>> start

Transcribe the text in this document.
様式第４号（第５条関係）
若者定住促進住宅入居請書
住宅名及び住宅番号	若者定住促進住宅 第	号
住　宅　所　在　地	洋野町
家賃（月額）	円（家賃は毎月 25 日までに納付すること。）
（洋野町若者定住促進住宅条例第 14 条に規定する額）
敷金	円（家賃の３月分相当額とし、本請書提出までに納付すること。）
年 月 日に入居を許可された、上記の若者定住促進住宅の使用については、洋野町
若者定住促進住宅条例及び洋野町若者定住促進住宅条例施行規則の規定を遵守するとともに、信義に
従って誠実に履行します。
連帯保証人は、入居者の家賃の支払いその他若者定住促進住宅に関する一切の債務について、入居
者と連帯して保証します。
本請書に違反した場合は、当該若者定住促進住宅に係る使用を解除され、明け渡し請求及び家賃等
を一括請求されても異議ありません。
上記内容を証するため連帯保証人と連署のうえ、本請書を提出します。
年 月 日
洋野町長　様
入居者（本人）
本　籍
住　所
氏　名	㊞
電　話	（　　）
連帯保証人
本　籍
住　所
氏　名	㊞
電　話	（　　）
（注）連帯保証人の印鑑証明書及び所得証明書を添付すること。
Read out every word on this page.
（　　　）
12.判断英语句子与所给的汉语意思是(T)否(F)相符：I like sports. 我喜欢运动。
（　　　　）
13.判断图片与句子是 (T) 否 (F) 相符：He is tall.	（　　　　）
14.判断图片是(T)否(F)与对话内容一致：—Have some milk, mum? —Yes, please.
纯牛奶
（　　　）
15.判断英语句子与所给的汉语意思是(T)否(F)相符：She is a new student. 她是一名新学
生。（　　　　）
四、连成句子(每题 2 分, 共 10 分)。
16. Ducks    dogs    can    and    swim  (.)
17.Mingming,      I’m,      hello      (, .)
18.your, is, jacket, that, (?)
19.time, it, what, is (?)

>> end

SET TASK:
Look for the word "判断英语句子与所给的汉语意思是" in every line of the listing and copy the lines that have it.

TASK SOLUTION:
12.判断英语句子与所给的汉语意思是(T)否(F)相符：I like sports. 我喜欢运动。
15.判断英语句子与所给的汉语意思是(T)否(F)相符：She is a new student. 她是一名新学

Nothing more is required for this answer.